◆ RECORDS SHOWN ◆
◇ ◇ ◇ ◇ ◇ ◇ ◇

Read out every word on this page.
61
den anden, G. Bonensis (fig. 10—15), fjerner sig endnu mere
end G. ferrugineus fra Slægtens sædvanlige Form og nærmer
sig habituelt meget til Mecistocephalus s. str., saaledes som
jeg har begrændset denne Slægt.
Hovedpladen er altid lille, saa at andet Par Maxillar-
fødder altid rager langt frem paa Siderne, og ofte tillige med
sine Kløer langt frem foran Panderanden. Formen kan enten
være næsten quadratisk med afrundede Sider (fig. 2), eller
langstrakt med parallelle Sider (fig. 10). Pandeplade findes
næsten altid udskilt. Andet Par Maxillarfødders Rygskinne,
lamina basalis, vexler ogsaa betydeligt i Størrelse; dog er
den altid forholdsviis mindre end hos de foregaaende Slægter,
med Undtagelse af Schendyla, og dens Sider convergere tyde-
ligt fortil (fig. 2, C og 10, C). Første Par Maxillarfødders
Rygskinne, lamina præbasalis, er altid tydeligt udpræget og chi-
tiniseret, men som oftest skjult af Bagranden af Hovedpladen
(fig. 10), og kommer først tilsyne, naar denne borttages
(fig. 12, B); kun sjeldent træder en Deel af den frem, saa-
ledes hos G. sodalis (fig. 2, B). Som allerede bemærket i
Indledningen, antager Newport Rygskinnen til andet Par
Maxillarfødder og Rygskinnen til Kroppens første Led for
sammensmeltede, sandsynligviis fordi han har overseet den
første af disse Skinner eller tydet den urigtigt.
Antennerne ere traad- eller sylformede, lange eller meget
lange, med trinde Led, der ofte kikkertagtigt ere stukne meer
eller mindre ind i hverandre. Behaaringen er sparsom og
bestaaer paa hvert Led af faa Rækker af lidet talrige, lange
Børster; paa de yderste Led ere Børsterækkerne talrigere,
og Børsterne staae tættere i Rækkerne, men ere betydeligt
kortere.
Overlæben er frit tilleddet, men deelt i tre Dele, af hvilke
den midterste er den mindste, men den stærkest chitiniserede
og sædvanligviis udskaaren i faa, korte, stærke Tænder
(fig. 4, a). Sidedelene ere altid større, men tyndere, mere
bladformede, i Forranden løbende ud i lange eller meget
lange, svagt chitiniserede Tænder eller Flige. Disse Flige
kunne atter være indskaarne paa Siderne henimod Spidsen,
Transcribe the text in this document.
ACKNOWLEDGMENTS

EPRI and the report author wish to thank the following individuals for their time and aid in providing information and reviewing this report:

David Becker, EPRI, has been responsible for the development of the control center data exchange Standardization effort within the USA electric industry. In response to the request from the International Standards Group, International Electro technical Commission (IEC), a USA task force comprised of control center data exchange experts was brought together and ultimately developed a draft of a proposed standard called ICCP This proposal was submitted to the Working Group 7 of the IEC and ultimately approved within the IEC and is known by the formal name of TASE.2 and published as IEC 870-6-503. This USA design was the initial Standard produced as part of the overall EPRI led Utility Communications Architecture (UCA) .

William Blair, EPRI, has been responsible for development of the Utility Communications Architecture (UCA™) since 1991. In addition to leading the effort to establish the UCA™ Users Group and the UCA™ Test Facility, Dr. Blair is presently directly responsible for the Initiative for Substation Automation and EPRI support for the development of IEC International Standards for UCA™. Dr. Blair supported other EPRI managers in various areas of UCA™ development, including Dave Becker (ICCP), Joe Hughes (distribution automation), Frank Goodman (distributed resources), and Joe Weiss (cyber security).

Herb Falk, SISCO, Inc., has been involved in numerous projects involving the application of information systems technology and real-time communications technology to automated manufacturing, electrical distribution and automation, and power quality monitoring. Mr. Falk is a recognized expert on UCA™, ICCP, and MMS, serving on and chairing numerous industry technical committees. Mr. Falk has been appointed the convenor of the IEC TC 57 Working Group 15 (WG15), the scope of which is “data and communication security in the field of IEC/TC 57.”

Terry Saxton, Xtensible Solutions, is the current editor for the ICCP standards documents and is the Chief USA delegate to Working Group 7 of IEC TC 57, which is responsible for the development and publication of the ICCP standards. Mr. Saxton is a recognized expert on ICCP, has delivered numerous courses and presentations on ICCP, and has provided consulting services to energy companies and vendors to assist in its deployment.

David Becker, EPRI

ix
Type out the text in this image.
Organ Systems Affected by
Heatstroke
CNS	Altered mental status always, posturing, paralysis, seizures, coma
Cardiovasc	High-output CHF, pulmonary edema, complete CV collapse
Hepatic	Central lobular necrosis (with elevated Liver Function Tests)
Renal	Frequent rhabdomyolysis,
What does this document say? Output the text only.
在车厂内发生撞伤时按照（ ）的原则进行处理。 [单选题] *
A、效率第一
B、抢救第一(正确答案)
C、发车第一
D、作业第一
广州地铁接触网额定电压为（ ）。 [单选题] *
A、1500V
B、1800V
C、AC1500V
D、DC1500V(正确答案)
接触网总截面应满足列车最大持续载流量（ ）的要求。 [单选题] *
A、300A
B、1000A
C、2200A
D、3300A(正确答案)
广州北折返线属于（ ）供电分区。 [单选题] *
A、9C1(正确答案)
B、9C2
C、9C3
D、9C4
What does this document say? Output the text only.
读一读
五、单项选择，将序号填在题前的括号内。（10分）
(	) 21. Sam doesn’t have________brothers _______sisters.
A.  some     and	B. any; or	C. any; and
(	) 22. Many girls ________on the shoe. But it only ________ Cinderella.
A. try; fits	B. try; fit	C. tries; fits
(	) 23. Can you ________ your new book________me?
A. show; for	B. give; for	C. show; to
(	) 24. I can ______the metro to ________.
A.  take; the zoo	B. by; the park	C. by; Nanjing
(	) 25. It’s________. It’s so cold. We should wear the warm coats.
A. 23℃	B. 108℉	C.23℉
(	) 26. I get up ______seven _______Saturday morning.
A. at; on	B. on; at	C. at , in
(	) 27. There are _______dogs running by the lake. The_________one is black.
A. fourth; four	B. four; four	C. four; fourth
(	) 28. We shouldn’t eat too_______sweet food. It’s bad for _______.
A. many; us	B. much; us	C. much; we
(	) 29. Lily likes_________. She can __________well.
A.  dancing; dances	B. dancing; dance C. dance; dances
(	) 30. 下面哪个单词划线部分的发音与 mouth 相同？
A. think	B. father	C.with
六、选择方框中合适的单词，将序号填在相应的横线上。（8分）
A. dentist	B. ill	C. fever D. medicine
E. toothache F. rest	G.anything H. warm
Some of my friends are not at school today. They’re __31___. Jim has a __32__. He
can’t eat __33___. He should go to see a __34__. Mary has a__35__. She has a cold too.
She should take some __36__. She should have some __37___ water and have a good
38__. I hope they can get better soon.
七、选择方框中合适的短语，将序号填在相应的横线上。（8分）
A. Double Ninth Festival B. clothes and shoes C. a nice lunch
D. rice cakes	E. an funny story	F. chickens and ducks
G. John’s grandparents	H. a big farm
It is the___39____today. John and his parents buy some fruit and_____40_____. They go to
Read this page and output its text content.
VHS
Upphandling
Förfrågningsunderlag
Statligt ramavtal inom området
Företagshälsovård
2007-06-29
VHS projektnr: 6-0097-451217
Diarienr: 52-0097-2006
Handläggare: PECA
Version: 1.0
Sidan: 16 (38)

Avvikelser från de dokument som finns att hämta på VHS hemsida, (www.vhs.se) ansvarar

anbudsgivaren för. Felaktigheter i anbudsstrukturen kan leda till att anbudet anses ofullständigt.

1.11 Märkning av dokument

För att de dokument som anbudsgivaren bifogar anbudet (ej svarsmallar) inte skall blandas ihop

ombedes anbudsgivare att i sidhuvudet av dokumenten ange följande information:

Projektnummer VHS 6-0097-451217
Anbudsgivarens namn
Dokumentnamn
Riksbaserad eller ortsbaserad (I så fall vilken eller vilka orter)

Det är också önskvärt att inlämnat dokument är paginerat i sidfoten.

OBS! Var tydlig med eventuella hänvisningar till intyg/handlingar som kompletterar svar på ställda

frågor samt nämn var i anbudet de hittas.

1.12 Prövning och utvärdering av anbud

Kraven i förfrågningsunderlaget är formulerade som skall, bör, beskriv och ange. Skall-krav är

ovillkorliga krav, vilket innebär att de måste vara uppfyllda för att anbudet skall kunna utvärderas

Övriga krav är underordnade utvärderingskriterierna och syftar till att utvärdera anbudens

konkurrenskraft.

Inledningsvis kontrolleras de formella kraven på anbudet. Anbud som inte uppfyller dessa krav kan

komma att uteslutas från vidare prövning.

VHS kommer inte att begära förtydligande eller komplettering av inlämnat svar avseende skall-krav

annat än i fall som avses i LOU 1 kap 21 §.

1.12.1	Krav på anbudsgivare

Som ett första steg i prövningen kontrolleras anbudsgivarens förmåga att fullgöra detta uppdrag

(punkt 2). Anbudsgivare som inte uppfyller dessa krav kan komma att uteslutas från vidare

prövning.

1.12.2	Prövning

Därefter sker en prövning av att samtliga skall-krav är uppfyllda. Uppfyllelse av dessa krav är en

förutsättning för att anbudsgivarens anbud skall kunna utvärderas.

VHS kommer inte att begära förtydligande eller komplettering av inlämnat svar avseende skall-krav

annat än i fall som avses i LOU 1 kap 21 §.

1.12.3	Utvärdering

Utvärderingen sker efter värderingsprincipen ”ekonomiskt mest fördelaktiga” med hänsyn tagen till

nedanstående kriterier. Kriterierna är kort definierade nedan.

◇ ◇ ◇ ◇ ◇ ◇ ◇

◆ WHAT THE TASK ASKS ◆
Where a line above includes "take", copy that line.

◆ FULL RESPONSE ◆
A.  take; the zoo	B. by; the park	C. by; Nanjing
She should take some __36__. She should have some __37___ water and have a good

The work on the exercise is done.